__Requirements__: The records underneath are to be repeated exactly, with the pictures left out.

Records about charts and figures
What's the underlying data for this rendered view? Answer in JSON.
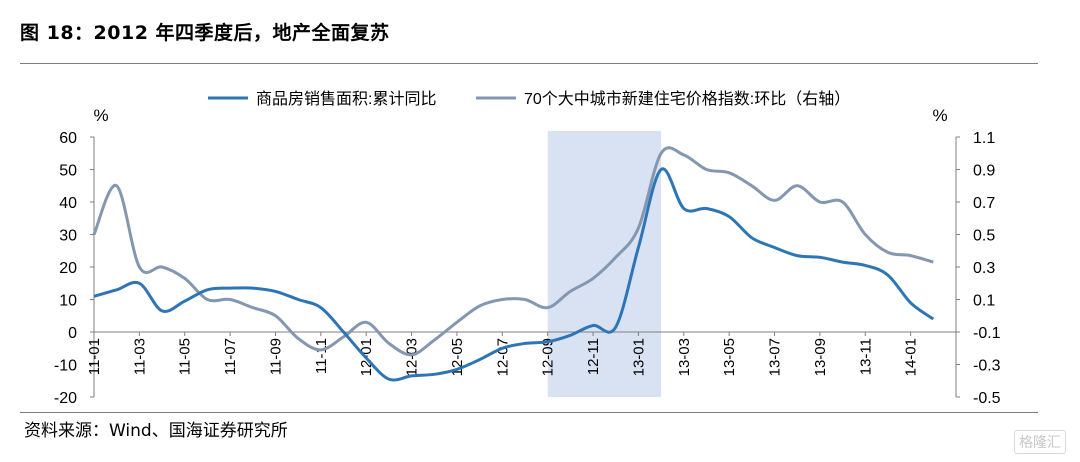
{
  "page": {
    "title": "图 18：2012 年四季度后，地产全面复苏",
    "source": "资料来源：Wind、国海证券研究所",
    "watermark": "格隆汇"
  },
  "chart_data": {
    "type": "line",
    "left_unit": "%",
    "right_unit": "%",
    "left_axis": {
      "min": -20,
      "max": 60,
      "ticks": [
        60,
        50,
        40,
        30,
        20,
        10,
        0,
        -10,
        -20
      ]
    },
    "right_axis": {
      "min": -0.5,
      "max": 1.1,
      "ticks": [
        1.1,
        0.9,
        0.7,
        0.5,
        0.3,
        0.1,
        -0.1,
        -0.3,
        -0.5
      ]
    },
    "x_months": [
      "2011-01",
      "2014-03"
    ],
    "x_tick_labels": [
      "11-01",
      "11-03",
      "11-05",
      "11-07",
      "11-09",
      "11-11",
      "12-01",
      "12-03",
      "12-05",
      "12-07",
      "12-09",
      "12-11",
      "13-01",
      "13-03",
      "13-05",
      "13-07",
      "13-09",
      "13-11",
      "14-01"
    ],
    "x_tick_months": [
      "2011-01",
      "2011-03",
      "2011-05",
      "2011-07",
      "2011-09",
      "2011-11",
      "2012-01",
      "2012-03",
      "2012-05",
      "2012-07",
      "2012-09",
      "2012-11",
      "2013-01",
      "2013-03",
      "2013-05",
      "2013-07",
      "2013-09",
      "2013-11",
      "2014-01"
    ],
    "shade_band": {
      "from": "2012-09",
      "to": "2013-02",
      "color": "#d9e2f3"
    },
    "legend_position": "top",
    "series": [
      {
        "name": "商品房销售面积:累计同比",
        "axis": "left",
        "color": "#2e75b6",
        "points": [
          [
            "2011-01",
            11
          ],
          [
            "2011-02",
            13
          ],
          [
            "2011-03",
            15
          ],
          [
            "2011-04",
            6.5
          ],
          [
            "2011-05",
            9.5
          ],
          [
            "2011-06",
            13
          ],
          [
            "2011-07",
            13.5
          ],
          [
            "2011-08",
            13.5
          ],
          [
            "2011-09",
            12.5
          ],
          [
            "2011-10",
            10
          ],
          [
            "2011-11",
            7.5
          ],
          [
            "2011-12",
            0
          ],
          [
            "2012-01",
            -8
          ],
          [
            "2012-02",
            -14.5
          ],
          [
            "2012-03",
            -13.5
          ],
          [
            "2012-04",
            -13
          ],
          [
            "2012-05",
            -11.5
          ],
          [
            "2012-06",
            -8.5
          ],
          [
            "2012-07",
            -5
          ],
          [
            "2012-08",
            -3.5
          ],
          [
            "2012-09",
            -3
          ],
          [
            "2012-10",
            -1
          ],
          [
            "2012-11",
            2
          ],
          [
            "2012-12",
            1.5
          ],
          [
            "2013-01",
            26
          ],
          [
            "2013-02",
            50
          ],
          [
            "2013-03",
            38
          ],
          [
            "2013-04",
            38
          ],
          [
            "2013-05",
            35.5
          ],
          [
            "2013-06",
            29
          ],
          [
            "2013-07",
            26
          ],
          [
            "2013-08",
            23.5
          ],
          [
            "2013-09",
            23
          ],
          [
            "2013-10",
            21.5
          ],
          [
            "2013-11",
            20.5
          ],
          [
            "2013-12",
            17.5
          ],
          [
            "2014-01",
            9
          ],
          [
            "2014-02",
            4
          ]
        ]
      },
      {
        "name": "70个大中城市新建住宅价格指数:环比（右轴）",
        "axis": "right",
        "color": "#8497b0",
        "points": [
          [
            "2011-01",
            0.5
          ],
          [
            "2011-02",
            0.8
          ],
          [
            "2011-03",
            0.3
          ],
          [
            "2011-04",
            0.3
          ],
          [
            "2011-05",
            0.23
          ],
          [
            "2011-06",
            0.1
          ],
          [
            "2011-07",
            0.1
          ],
          [
            "2011-08",
            0.05
          ],
          [
            "2011-09",
            0.0
          ],
          [
            "2011-10",
            -0.14
          ],
          [
            "2011-11",
            -0.21
          ],
          [
            "2011-12",
            -0.13
          ],
          [
            "2012-01",
            -0.04
          ],
          [
            "2012-02",
            -0.17
          ],
          [
            "2012-03",
            -0.24
          ],
          [
            "2012-04",
            -0.15
          ],
          [
            "2012-05",
            -0.04
          ],
          [
            "2012-06",
            0.06
          ],
          [
            "2012-07",
            0.1
          ],
          [
            "2012-08",
            0.1
          ],
          [
            "2012-09",
            0.05
          ],
          [
            "2012-10",
            0.15
          ],
          [
            "2012-11",
            0.23
          ],
          [
            "2012-12",
            0.36
          ],
          [
            "2013-01",
            0.54
          ],
          [
            "2013-02",
            1.0
          ],
          [
            "2013-03",
            0.99
          ],
          [
            "2013-04",
            0.9
          ],
          [
            "2013-05",
            0.88
          ],
          [
            "2013-06",
            0.8
          ],
          [
            "2013-07",
            0.71
          ],
          [
            "2013-08",
            0.8
          ],
          [
            "2013-09",
            0.7
          ],
          [
            "2013-10",
            0.7
          ],
          [
            "2013-11",
            0.5
          ],
          [
            "2013-12",
            0.39
          ],
          [
            "2014-01",
            0.37
          ],
          [
            "2014-02",
            0.33
          ]
        ]
      }
    ]
  }
}
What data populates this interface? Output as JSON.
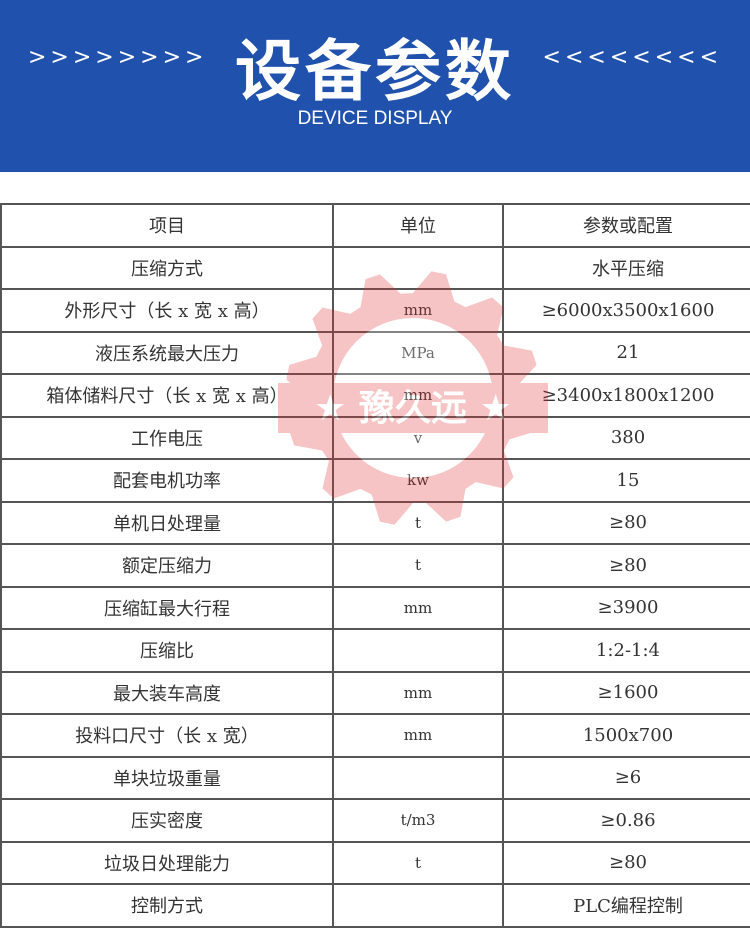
{
  "banner": {
    "title": "设备参数",
    "subtitle": "DEVICE DISPLAY",
    "left_arrows": ">>>>>>>>",
    "right_arrows": "<<<<<<<<",
    "color": "#2052ad"
  },
  "watermark": {
    "text": "豫久远",
    "color": "#e03030"
  },
  "table": {
    "headers": [
      "项目",
      "单位",
      "参数或配置"
    ],
    "rows": [
      [
        "压缩方式",
        "",
        "水平压缩"
      ],
      [
        "外形尺寸（长 x 宽 x 高）",
        "mm",
        "≥6000x3500x1600"
      ],
      [
        "液压系统最大压力",
        "MPa",
        "21"
      ],
      [
        "箱体储料尺寸（长 x 宽 x 高）",
        "mm",
        "≥3400x1800x1200"
      ],
      [
        "工作电压",
        "v",
        "380"
      ],
      [
        "配套电机功率",
        "kw",
        "15"
      ],
      [
        "单机日处理量",
        "t",
        "≥80"
      ],
      [
        "额定压缩力",
        "t",
        "≥80"
      ],
      [
        "压缩缸最大行程",
        "mm",
        "≥3900"
      ],
      [
        "压缩比",
        "",
        "1:2-1:4"
      ],
      [
        "最大装车高度",
        "mm",
        "≥1600"
      ],
      [
        "投料口尺寸（长 x 宽）",
        "mm",
        "1500x700"
      ],
      [
        "单块垃圾重量",
        "",
        "≥6"
      ],
      [
        "压实密度",
        "t/m3",
        "≥0.86"
      ],
      [
        "垃圾日处理能力",
        "t",
        "≥80"
      ],
      [
        "控制方式",
        "",
        "PLC编程控制"
      ]
    ]
  }
}
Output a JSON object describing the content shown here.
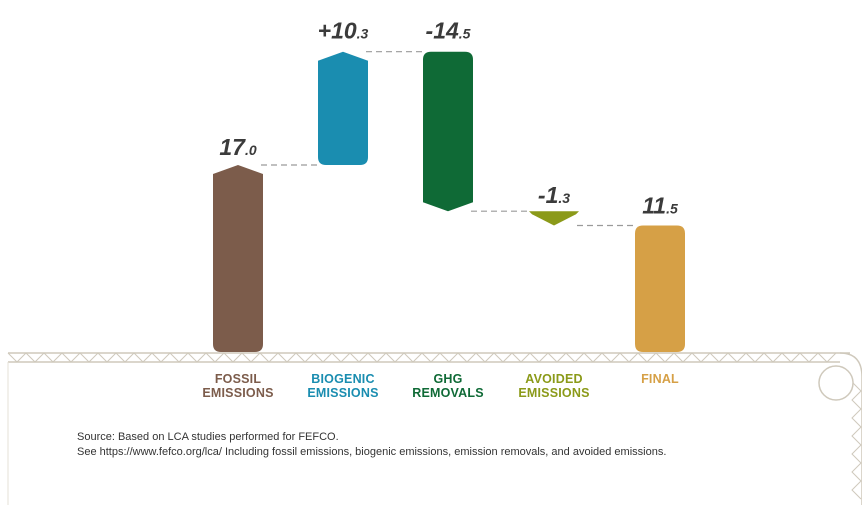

__Problem solution__:
What's the underlying data for this rendered view? Answer in JSON.
{
  "page": {
    "title": "图 18：2012 年四季度后，地产全面复苏",
    "source": "资料来源：Wind、国海证券研究所",
    "watermark": "格隆汇"
  },
  "chart_data": {
    "type": "line",
    "left_unit": "%",
    "right_unit": "%",
    "left_axis": {
      "min": -20,
      "max": 60,
      "ticks": [
        60,
        50,
        40,
        30,
        20,
        10,
        0,
        -10,
        -20
      ]
    },
    "right_axis": {
      "min": -0.5,
      "max": 1.1,
      "ticks": [
        1.1,
        0.9,
        0.7,
        0.5,
        0.3,
        0.1,
        -0.1,
        -0.3,
        -0.5
      ]
    },
    "x_months": [
      "2011-01",
      "2014-03"
    ],
    "x_tick_labels": [
      "11-01",
      "11-03",
      "11-05",
      "11-07",
      "11-09",
      "11-11",
      "12-01",
      "12-03",
      "12-05",
      "12-07",
      "12-09",
      "12-11",
      "13-01",
      "13-03",
      "13-05",
      "13-07",
      "13-09",
      "13-11",
      "14-01"
    ],
    "x_tick_months": [
      "2011-01",
      "2011-03",
      "2011-05",
      "2011-07",
      "2011-09",
      "2011-11",
      "2012-01",
      "2012-03",
      "2012-05",
      "2012-07",
      "2012-09",
      "2012-11",
      "2013-01",
      "2013-03",
      "2013-05",
      "2013-07",
      "2013-09",
      "2013-11",
      "2014-01"
    ],
    "shade_band": {
      "from": "2012-09",
      "to": "2013-02",
      "color": "#d9e2f3"
    },
    "legend_position": "top",
    "series": [
      {
        "name": "商品房销售面积:累计同比",
        "axis": "left",
        "color": "#2e75b6",
        "points": [
          [
            "2011-01",
            11
          ],
          [
            "2011-02",
            13
          ],
          [
            "2011-03",
            15
          ],
          [
            "2011-04",
            6.5
          ],
          [
            "2011-05",
            9.5
          ],
          [
            "2011-06",
            13
          ],
          [
            "2011-07",
            13.5
          ],
          [
            "2011-08",
            13.5
          ],
          [
            "2011-09",
            12.5
          ],
          [
            "2011-10",
            10
          ],
          [
            "2011-11",
            7.5
          ],
          [
            "2011-12",
            0
          ],
          [
            "2012-01",
            -8
          ],
          [
            "2012-02",
            -14.5
          ],
          [
            "2012-03",
            -13.5
          ],
          [
            "2012-04",
            -13
          ],
          [
            "2012-05",
            -11.5
          ],
          [
            "2012-06",
            -8.5
          ],
          [
            "2012-07",
            -5
          ],
          [
            "2012-08",
            -3.5
          ],
          [
            "2012-09",
            -3
          ],
          [
            "2012-10",
            -1
          ],
          [
            "2012-11",
            2
          ],
          [
            "2012-12",
            1.5
          ],
          [
            "2013-01",
            26
          ],
          [
            "2013-02",
            50
          ],
          [
            "2013-03",
            38
          ],
          [
            "2013-04",
            38
          ],
          [
            "2013-05",
            35.5
          ],
          [
            "2013-06",
            29
          ],
          [
            "2013-07",
            26
          ],
          [
            "2013-08",
            23.5
          ],
          [
            "2013-09",
            23
          ],
          [
            "2013-10",
            21.5
          ],
          [
            "2013-11",
            20.5
          ],
          [
            "2013-12",
            17.5
          ],
          [
            "2014-01",
            9
          ],
          [
            "2014-02",
            4
          ]
        ]
      },
      {
        "name": "70个大中城市新建住宅价格指数:环比（右轴）",
        "axis": "right",
        "color": "#8497b0",
        "points": [
          [
            "2011-01",
            0.5
          ],
          [
            "2011-02",
            0.8
          ],
          [
            "2011-03",
            0.3
          ],
          [
            "2011-04",
            0.3
          ],
          [
            "2011-05",
            0.23
          ],
          [
            "2011-06",
            0.1
          ],
          [
            "2011-07",
            0.1
          ],
          [
            "2011-08",
            0.05
          ],
          [
            "2011-09",
            0.0
          ],
          [
            "2011-10",
            -0.14
          ],
          [
            "2011-11",
            -0.21
          ],
          [
            "2011-12",
            -0.13
          ],
          [
            "2012-01",
            -0.04
          ],
          [
            "2012-02",
            -0.17
          ],
          [
            "2012-03",
            -0.24
          ],
          [
            "2012-04",
            -0.15
          ],
          [
            "2012-05",
            -0.04
          ],
          [
            "2012-06",
            0.06
          ],
          [
            "2012-07",
            0.1
          ],
          [
            "2012-08",
            0.1
          ],
          [
            "2012-09",
            0.05
          ],
          [
            "2012-10",
            0.15
          ],
          [
            "2012-11",
            0.23
          ],
          [
            "2012-12",
            0.36
          ],
          [
            "2013-01",
            0.54
          ],
          [
            "2013-02",
            1.0
          ],
          [
            "2013-03",
            0.99
          ],
          [
            "2013-04",
            0.9
          ],
          [
            "2013-05",
            0.88
          ],
          [
            "2013-06",
            0.8
          ],
          [
            "2013-07",
            0.71
          ],
          [
            "2013-08",
            0.8
          ],
          [
            "2013-09",
            0.7
          ],
          [
            "2013-10",
            0.7
          ],
          [
            "2013-11",
            0.5
          ],
          [
            "2013-12",
            0.39
          ],
          [
            "2014-01",
            0.37
          ],
          [
            "2014-02",
            0.33
          ]
        ]
      }
    ]
  }
}
What data populates this interface? Output as JSON.
{
  "banner": {
    "title": "设备参数",
    "subtitle": "DEVICE DISPLAY",
    "left_arrows": ">>>>>>>>",
    "right_arrows": "<<<<<<<<",
    "color": "#2052ad"
  },
  "watermark": {
    "text": "豫久远",
    "color": "#e03030"
  },
  "table": {
    "headers": [
      "项目",
      "单位",
      "参数或配置"
    ],
    "rows": [
      [
        "压缩方式",
        "",
        "水平压缩"
      ],
      [
        "外形尺寸（长 x 宽 x 高）",
        "mm",
        "≥6000x3500x1600"
      ],
      [
        "液压系统最大压力",
        "MPa",
        "21"
      ],
      [
        "箱体储料尺寸（长 x 宽 x 高）",
        "mm",
        "≥3400x1800x1200"
      ],
      [
        "工作电压",
        "v",
        "380"
      ],
      [
        "配套电机功率",
        "kw",
        "15"
      ],
      [
        "单机日处理量",
        "t",
        "≥80"
      ],
      [
        "额定压缩力",
        "t",
        "≥80"
      ],
      [
        "压缩缸最大行程",
        "mm",
        "≥3900"
      ],
      [
        "压缩比",
        "",
        "1:2-1:4"
      ],
      [
        "最大装车高度",
        "mm",
        "≥1600"
      ],
      [
        "投料口尺寸（长 x 宽）",
        "mm",
        "1500x700"
      ],
      [
        "单块垃圾重量",
        "",
        "≥6"
      ],
      [
        "压实密度",
        "t/m3",
        "≥0.86"
      ],
      [
        "垃圾日处理能力",
        "t",
        "≥80"
      ],
      [
        "控制方式",
        "",
        "PLC编程控制"
      ]
    ]
  }
}
Output a JSON object describing the content shown here.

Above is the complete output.